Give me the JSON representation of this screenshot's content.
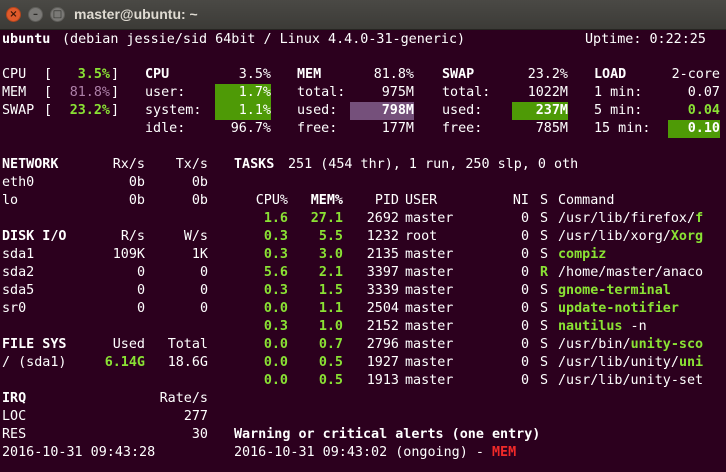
{
  "window": {
    "title": "master@ubuntu: ~",
    "close_glyph": "×",
    "minimize_glyph": "–",
    "maximize_glyph": "□"
  },
  "header": {
    "hostname": "ubuntu",
    "system": "(debian jessie/sid 64bit / Linux 4.4.0-31-generic)",
    "uptime": "Uptime: 0:22:25"
  },
  "quicklook": {
    "cpu_label": "CPU",
    "cpu_value": "3.5%",
    "mem_label": "MEM",
    "mem_value": "81.8%",
    "swap_label": "SWAP",
    "swap_value": "23.2%"
  },
  "cpu": {
    "title": "CPU",
    "total": "3.5%",
    "user_label": "user:",
    "user": "1.7%",
    "system_label": "system:",
    "system": "1.1%",
    "idle_label": "idle:",
    "idle": "96.7%"
  },
  "mem": {
    "title": "MEM",
    "percent": "81.8%",
    "total_label": "total:",
    "total": "975M",
    "used_label": "used:",
    "used": "798M",
    "free_label": "free:",
    "free": "177M"
  },
  "swap": {
    "title": "SWAP",
    "percent": "23.2%",
    "total_label": "total:",
    "total": "1022M",
    "used_label": "used:",
    "used": "237M",
    "free_label": "free:",
    "free": "785M"
  },
  "load": {
    "title": "LOAD",
    "cores": "2-core",
    "min1_label": "1 min:",
    "min1": "0.07",
    "min5_label": "5 min:",
    "min5": "0.04",
    "min15_label": "15 min:",
    "min15": "0.10"
  },
  "network": {
    "title": "NETWORK",
    "rx_header": "Rx/s",
    "tx_header": "Tx/s",
    "rows": [
      {
        "iface": "eth0",
        "rx": "0b",
        "tx": "0b"
      },
      {
        "iface": "lo",
        "rx": "0b",
        "tx": "0b"
      }
    ]
  },
  "diskio": {
    "title": "DISK I/O",
    "r_header": "R/s",
    "w_header": "W/s",
    "rows": [
      {
        "disk": "sda1",
        "r": "109K",
        "w": "1K"
      },
      {
        "disk": "sda2",
        "r": "0",
        "w": "0"
      },
      {
        "disk": "sda5",
        "r": "0",
        "w": "0"
      },
      {
        "disk": "sr0",
        "r": "0",
        "w": "0"
      }
    ]
  },
  "filesys": {
    "title": "FILE SYS",
    "used_header": "Used",
    "total_header": "Total",
    "rows": [
      {
        "mount": "/ (sda1)",
        "used": "6.14G",
        "total": "18.6G"
      }
    ]
  },
  "irq": {
    "title": "IRQ",
    "rate_header": "Rate/s",
    "rows": [
      {
        "name": "LOC",
        "rate": "277"
      },
      {
        "name": "RES",
        "rate": "30"
      }
    ]
  },
  "tasks": {
    "label": "TASKS",
    "summary": "251 (454 thr), 1 run, 250 slp, 0 oth"
  },
  "process_table": {
    "headers": {
      "cpu": "CPU%",
      "mem": "MEM%",
      "pid": "PID",
      "user": "USER",
      "ni": "NI",
      "s": "S",
      "command": "Command"
    },
    "rows": [
      {
        "cpu": "1.6",
        "mem": "27.1",
        "pid": "2692",
        "user": "master",
        "ni": "0",
        "s": "S",
        "cmd_prefix": "/usr/lib/firefox/",
        "cmd_hl": "f"
      },
      {
        "cpu": "0.3",
        "mem": "5.5",
        "pid": "1232",
        "user": "root",
        "ni": "0",
        "s": "S",
        "cmd_prefix": "/usr/lib/xorg/",
        "cmd_hl": "Xorg"
      },
      {
        "cpu": "0.3",
        "mem": "3.0",
        "pid": "2135",
        "user": "master",
        "ni": "0",
        "s": "S",
        "cmd_prefix": "",
        "cmd_hl": "compiz"
      },
      {
        "cpu": "5.6",
        "mem": "2.1",
        "pid": "3397",
        "user": "master",
        "ni": "0",
        "s": "R",
        "cmd_prefix": "/home/master/anaco",
        "cmd_hl": ""
      },
      {
        "cpu": "0.3",
        "mem": "1.5",
        "pid": "3339",
        "user": "master",
        "ni": "0",
        "s": "S",
        "cmd_prefix": "",
        "cmd_hl": "gnome-terminal"
      },
      {
        "cpu": "0.0",
        "mem": "1.1",
        "pid": "2504",
        "user": "master",
        "ni": "0",
        "s": "S",
        "cmd_prefix": "",
        "cmd_hl": "update-notifier"
      },
      {
        "cpu": "0.3",
        "mem": "1.0",
        "pid": "2152",
        "user": "master",
        "ni": "0",
        "s": "S",
        "cmd_prefix": "",
        "cmd_hl": "nautilus",
        "cmd_suffix": " -n"
      },
      {
        "cpu": "0.0",
        "mem": "0.7",
        "pid": "2796",
        "user": "master",
        "ni": "0",
        "s": "S",
        "cmd_prefix": "/usr/bin/",
        "cmd_hl": "unity-sco"
      },
      {
        "cpu": "0.0",
        "mem": "0.5",
        "pid": "1927",
        "user": "master",
        "ni": "0",
        "s": "S",
        "cmd_prefix": "/usr/lib/unity/",
        "cmd_hl": "uni"
      },
      {
        "cpu": "0.0",
        "mem": "0.5",
        "pid": "1913",
        "user": "master",
        "ni": "0",
        "s": "S",
        "cmd_prefix": "/usr/lib/unity-set",
        "cmd_hl": ""
      }
    ]
  },
  "alerts": {
    "title": "Warning or critical alerts (one entry)",
    "entry_text": "2016-10-31 09:43:02 (ongoing) - ",
    "entry_type": "MEM"
  },
  "footer": {
    "datetime": "2016-10-31 09:43:28"
  }
}
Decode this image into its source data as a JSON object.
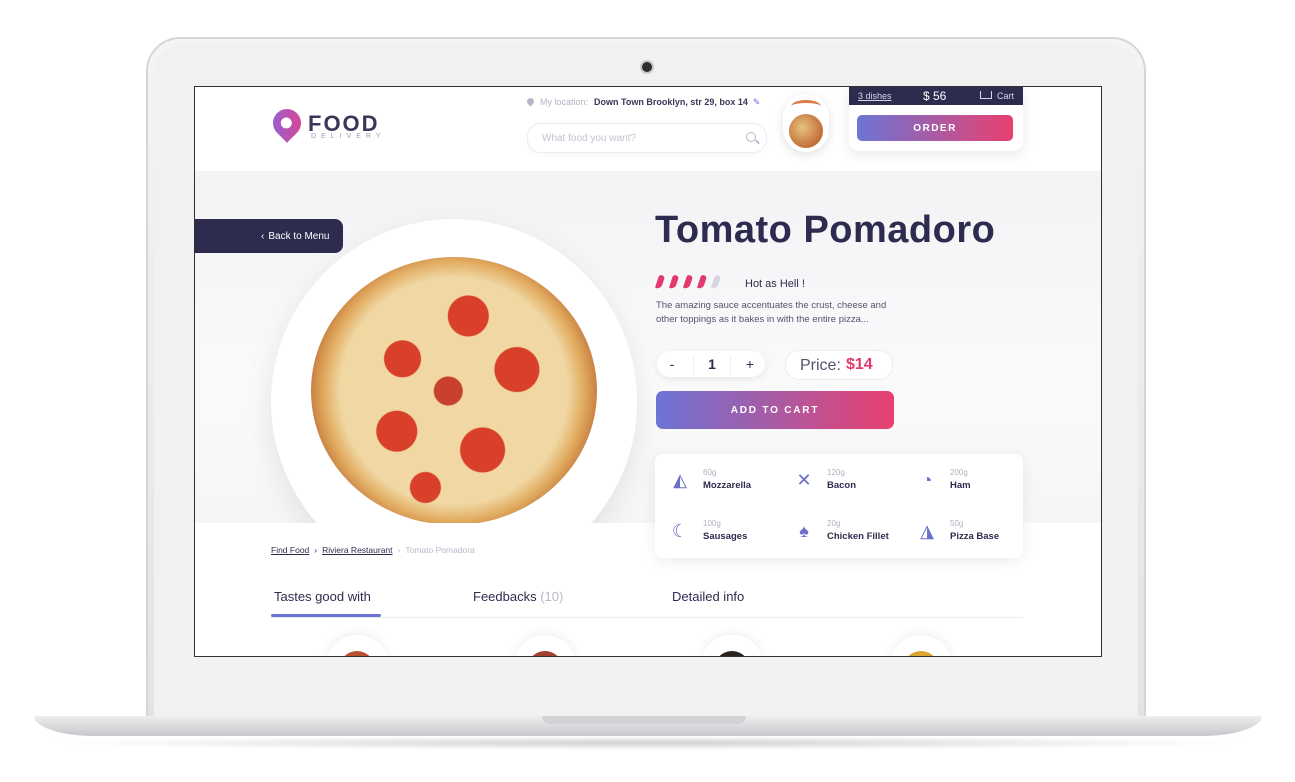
{
  "header": {
    "logo_title": "FOOD",
    "logo_subtitle": "DELIVERY",
    "location_label": "My location:",
    "location_value": "Down Town Brooklyn, str 29, box 14",
    "search_placeholder": "What food you want?"
  },
  "cart": {
    "dishes": "3 dishes",
    "total": "$ 56",
    "cart_label": "Cart",
    "order_label": "ORDER"
  },
  "product": {
    "back_label": "Back to Menu",
    "title": "Tomato Pomadoro",
    "heat_level": 4,
    "heat_max": 5,
    "heat_label": "Hot as Hell !",
    "description": "The amazing sauce accentuates the crust, cheese and other toppings as it bakes in with the entire pizza...",
    "quantity": "1",
    "minus_label": "-",
    "plus_label": "+",
    "price_label": "Price:",
    "price_value": "$14",
    "add_to_cart_label": "ADD TO CART"
  },
  "ingredients": [
    {
      "icon": "cheese-icon",
      "weight": "60g",
      "name": "Mozzarella"
    },
    {
      "icon": "bacon-icon",
      "weight": "120g",
      "name": "Bacon"
    },
    {
      "icon": "ham-icon",
      "weight": "200g",
      "name": "Ham"
    },
    {
      "icon": "sausage-icon",
      "weight": "100g",
      "name": "Sausages"
    },
    {
      "icon": "chicken-leg-icon",
      "weight": "20g",
      "name": "Chicken Fillet"
    },
    {
      "icon": "pizza-slice-icon",
      "weight": "50g",
      "name": "Pizza Base"
    }
  ],
  "breadcrumb": {
    "items": [
      "Find Food",
      "Riviera Restaurant"
    ],
    "current": "Tomato Pomadora"
  },
  "tabs": [
    {
      "label": "Tastes good with",
      "count": ""
    },
    {
      "label": "Feedbacks",
      "count": "(10)"
    },
    {
      "label": "Detailed info",
      "count": ""
    }
  ],
  "colors": {
    "primary_dark": "#2d2c4f",
    "gradient_start": "#6c74d6",
    "gradient_end": "#e9406f",
    "accent_pink": "#e23a6c"
  }
}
__________
## WRITTEN EXERCISE
Reproduce nothing but the lines that run from the line containing "Decode this image" through the last line of the records, inclusive. Omit the pictures.

## RESPONSE
Decode this image into its source data as a JSON object.
{
  "header": {
    "logo_title": "FOOD",
    "logo_subtitle": "DELIVERY",
    "location_label": "My location:",
    "location_value": "Down Town Brooklyn, str 29, box 14",
    "search_placeholder": "What food you want?"
  },
  "cart": {
    "dishes": "3 dishes",
    "total": "$ 56",
    "cart_label": "Cart",
    "order_label": "ORDER"
  },
  "product": {
    "back_label": "Back to Menu",
    "title": "Tomato Pomadoro",
    "heat_level": 4,
    "heat_max": 5,
    "heat_label": "Hot as Hell !",
    "description": "The amazing sauce accentuates the crust, cheese and other toppings as it bakes in with the entire pizza...",
    "quantity": "1",
    "minus_label": "-",
    "plus_label": "+",
    "price_label": "Price:",
    "price_value": "$14",
    "add_to_cart_label": "ADD TO CART"
  },
  "ingredients": [
    {
      "icon": "cheese-icon",
      "weight": "60g",
      "name": "Mozzarella"
    },
    {
      "icon": "bacon-icon",
      "weight": "120g",
      "name": "Bacon"
    },
    {
      "icon": "ham-icon",
      "weight": "200g",
      "name": "Ham"
    },
    {
      "icon": "sausage-icon",
      "weight": "100g",
      "name": "Sausages"
    },
    {
      "icon": "chicken-leg-icon",
      "weight": "20g",
      "name": "Chicken Fillet"
    },
    {
      "icon": "pizza-slice-icon",
      "weight": "50g",
      "name": "Pizza Base"
    }
  ],
  "breadcrumb": {
    "items": [
      "Find Food",
      "Riviera Restaurant"
    ],
    "current": "Tomato Pomadora"
  },
  "tabs": [
    {
      "label": "Tastes good with",
      "count": ""
    },
    {
      "label": "Feedbacks",
      "count": "(10)"
    },
    {
      "label": "Detailed info",
      "count": ""
    }
  ],
  "colors": {
    "primary_dark": "#2d2c4f",
    "gradient_start": "#6c74d6",
    "gradient_end": "#e9406f",
    "accent_pink": "#e23a6c"
  }
}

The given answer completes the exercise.